• Your instructions: Copy out each line that mentions the word "electronic".

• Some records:
____
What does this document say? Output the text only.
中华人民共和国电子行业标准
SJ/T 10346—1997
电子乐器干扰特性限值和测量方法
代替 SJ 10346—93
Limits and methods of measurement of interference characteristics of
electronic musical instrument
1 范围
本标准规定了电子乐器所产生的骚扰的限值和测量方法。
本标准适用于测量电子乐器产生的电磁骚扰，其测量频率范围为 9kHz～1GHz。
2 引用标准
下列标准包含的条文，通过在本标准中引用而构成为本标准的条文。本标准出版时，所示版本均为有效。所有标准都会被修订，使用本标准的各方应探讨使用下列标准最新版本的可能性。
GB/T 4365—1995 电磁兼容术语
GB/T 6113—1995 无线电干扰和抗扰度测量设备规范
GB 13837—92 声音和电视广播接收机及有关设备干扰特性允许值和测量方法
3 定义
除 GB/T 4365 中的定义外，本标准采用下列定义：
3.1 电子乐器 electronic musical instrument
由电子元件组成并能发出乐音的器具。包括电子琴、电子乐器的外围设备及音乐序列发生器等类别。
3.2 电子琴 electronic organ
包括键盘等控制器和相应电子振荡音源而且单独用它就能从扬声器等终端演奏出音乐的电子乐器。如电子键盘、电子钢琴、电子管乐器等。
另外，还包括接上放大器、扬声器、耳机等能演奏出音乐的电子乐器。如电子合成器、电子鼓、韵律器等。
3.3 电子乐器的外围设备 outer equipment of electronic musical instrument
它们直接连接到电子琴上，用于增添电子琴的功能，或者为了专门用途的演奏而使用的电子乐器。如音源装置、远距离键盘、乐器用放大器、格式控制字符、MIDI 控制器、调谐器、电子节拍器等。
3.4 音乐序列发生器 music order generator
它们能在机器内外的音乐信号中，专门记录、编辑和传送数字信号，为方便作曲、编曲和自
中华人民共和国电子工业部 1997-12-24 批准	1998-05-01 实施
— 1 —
____
• Solution:
electronic musical instrument
3.1 电子乐器 electronic musical instrument
3.2 电子琴 electronic organ
3.3 电子乐器的外围设备 outer equipment of electronic musical instrument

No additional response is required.